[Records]
▼
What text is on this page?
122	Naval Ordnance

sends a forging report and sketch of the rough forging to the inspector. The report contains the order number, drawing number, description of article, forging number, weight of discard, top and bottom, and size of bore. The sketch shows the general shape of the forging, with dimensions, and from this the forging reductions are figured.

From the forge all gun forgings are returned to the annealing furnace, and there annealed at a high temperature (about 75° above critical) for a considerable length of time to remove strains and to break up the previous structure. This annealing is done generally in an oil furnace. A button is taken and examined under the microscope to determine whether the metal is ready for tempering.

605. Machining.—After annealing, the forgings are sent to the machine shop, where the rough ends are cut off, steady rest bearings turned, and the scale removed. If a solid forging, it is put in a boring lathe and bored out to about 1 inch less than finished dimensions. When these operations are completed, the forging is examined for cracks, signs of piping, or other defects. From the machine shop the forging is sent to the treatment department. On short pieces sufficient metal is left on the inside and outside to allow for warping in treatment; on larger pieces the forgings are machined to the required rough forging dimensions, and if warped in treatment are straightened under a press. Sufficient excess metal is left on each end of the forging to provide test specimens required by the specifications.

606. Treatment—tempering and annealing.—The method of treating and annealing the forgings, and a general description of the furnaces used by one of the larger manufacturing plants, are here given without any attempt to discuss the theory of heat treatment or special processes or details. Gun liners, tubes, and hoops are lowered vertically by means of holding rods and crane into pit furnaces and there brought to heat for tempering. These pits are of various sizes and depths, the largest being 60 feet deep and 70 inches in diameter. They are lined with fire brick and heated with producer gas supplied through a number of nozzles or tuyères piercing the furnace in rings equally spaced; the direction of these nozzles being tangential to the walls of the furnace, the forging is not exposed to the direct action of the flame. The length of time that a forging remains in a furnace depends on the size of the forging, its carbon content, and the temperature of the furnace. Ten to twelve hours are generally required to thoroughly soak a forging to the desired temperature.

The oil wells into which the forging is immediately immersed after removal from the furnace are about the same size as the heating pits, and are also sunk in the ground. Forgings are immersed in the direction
▲
> [PROBLEM DESCRIPTION] Write out every entry exactly as given.

> [RESPONSE TO THIS EXERCISE]
What text is on this page?
122	Naval Ordnance

sends a forging report and sketch of the rough forging to the inspector. The report contains the order number, drawing number, description of article, forging number, weight of discard, top and bottom, and size of bore. The sketch shows the general shape of the forging, with dimensions, and from this the forging reductions are figured.

From the forge all gun forgings are returned to the annealing furnace, and there annealed at a high temperature (about 75° above critical) for a considerable length of time to remove strains and to break up the previous structure. This annealing is done generally in an oil furnace. A button is taken and examined under the microscope to determine whether the metal is ready for tempering.

605. Machining.—After annealing, the forgings are sent to the machine shop, where the rough ends are cut off, steady rest bearings turned, and the scale removed. If a solid forging, it is put in a boring lathe and bored out to about 1 inch less than finished dimensions. When these operations are completed, the forging is examined for cracks, signs of piping, or other defects. From the machine shop the forging is sent to the treatment department. On short pieces sufficient metal is left on the inside and outside to allow for warping in treatment; on larger pieces the forgings are machined to the required rough forging dimensions, and if warped in treatment are straightened under a press. Sufficient excess metal is left on each end of the forging to provide test specimens required by the specifications.

606. Treatment—tempering and annealing.—The method of treating and annealing the forgings, and a general description of the furnaces used by one of the larger manufacturing plants, are here given without any attempt to discuss the theory of heat treatment or special processes or details. Gun liners, tubes, and hoops are lowered vertically by means of holding rods and crane into pit furnaces and there brought to heat for tempering. These pits are of various sizes and depths, the largest being 60 feet deep and 70 inches in diameter. They are lined with fire brick and heated with producer gas supplied through a number of nozzles or tuyères piercing the furnace in rings equally spaced; the direction of these nozzles being tangential to the walls of the furnace, the forging is not exposed to the direct action of the flame. The length of time that a forging remains in a furnace depends on the size of the forging, its carbon content, and the temperature of the furnace. Ten to twelve hours are generally required to thoroughly soak a forging to the desired temperature.

The oil wells into which the forging is immediately immersed after removal from the furnace are about the same size as the heating pits, and are also sunk in the ground. Forgings are immersed in the direction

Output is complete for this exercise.